-- begin --
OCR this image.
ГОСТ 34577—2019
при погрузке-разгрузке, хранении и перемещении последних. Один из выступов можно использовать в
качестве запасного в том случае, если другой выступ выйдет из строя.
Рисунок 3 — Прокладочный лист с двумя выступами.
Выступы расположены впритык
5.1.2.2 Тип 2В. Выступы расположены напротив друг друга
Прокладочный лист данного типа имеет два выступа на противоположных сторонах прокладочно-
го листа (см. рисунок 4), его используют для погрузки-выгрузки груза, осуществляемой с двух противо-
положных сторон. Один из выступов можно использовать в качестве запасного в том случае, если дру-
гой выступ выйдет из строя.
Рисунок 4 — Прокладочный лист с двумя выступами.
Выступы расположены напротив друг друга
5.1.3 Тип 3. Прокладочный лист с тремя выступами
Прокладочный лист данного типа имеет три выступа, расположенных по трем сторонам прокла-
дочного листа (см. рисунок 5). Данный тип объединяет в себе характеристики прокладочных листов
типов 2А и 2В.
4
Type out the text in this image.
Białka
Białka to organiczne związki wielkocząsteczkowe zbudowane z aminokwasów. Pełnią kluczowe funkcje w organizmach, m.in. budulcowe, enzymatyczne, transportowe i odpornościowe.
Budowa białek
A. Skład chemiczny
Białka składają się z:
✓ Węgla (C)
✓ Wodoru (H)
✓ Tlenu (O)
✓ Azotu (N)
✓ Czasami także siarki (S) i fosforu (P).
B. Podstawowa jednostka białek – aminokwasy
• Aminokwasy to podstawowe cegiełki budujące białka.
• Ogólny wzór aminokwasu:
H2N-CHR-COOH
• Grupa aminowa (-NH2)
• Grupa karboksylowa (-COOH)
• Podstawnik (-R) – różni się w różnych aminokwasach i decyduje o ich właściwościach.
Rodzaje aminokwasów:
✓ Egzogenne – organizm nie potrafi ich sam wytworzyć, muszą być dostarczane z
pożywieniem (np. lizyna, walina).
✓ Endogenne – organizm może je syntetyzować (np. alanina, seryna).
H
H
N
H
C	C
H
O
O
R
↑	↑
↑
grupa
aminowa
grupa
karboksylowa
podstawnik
-- end --
§ **Given request**: The data above must be returned in full, exactly as written.

§ **Answer to the problem**:
OCR this image.
ГОСТ 34577—2019
при погрузке-разгрузке, хранении и перемещении последних. Один из выступов можно использовать в
качестве запасного в том случае, если другой выступ выйдет из строя.
Рисунок 3 — Прокладочный лист с двумя выступами.
Выступы расположены впритык
5.1.2.2 Тип 2В. Выступы расположены напротив друг друга
Прокладочный лист данного типа имеет два выступа на противоположных сторонах прокладочно-
го листа (см. рисунок 4), его используют для погрузки-выгрузки груза, осуществляемой с двух противо-
положных сторон. Один из выступов можно использовать в качестве запасного в том случае, если дру-
гой выступ выйдет из строя.
Рисунок 4 — Прокладочный лист с двумя выступами.
Выступы расположены напротив друг друга
5.1.3 Тип 3. Прокладочный лист с тремя выступами
Прокладочный лист данного типа имеет три выступа, расположенных по трем сторонам прокла-
дочного листа (см. рисунок 5). Данный тип объединяет в себе характеристики прокладочных листов
типов 2А и 2В.
4
Type out the text in this image.
Białka
Białka to organiczne związki wielkocząsteczkowe zbudowane z aminokwasów. Pełnią kluczowe funkcje w organizmach, m.in. budulcowe, enzymatyczne, transportowe i odpornościowe.
Budowa białek
A. Skład chemiczny
Białka składają się z:
✓ Węgla (C)
✓ Wodoru (H)
✓ Tlenu (O)
✓ Azotu (N)
✓ Czasami także siarki (S) i fosforu (P).
B. Podstawowa jednostka białek – aminokwasy
• Aminokwasy to podstawowe cegiełki budujące białka.
• Ogólny wzór aminokwasu:
H2N-CHR-COOH
• Grupa aminowa (-NH2)
• Grupa karboksylowa (-COOH)
• Podstawnik (-R) – różni się w różnych aminokwasach i decyduje o ich właściwościach.
Rodzaje aminokwasów:
✓ Egzogenne – organizm nie potrafi ich sam wytworzyć, muszą być dostarczane z
pożywieniem (np. lizyna, walina).
✓ Endogenne – organizm może je syntetyzować (np. alanina, seryna).
H
H
N
H
C	C
H
O
O
R
↑	↑
↑
grupa
aminowa
grupa
karboksylowa
podstawnik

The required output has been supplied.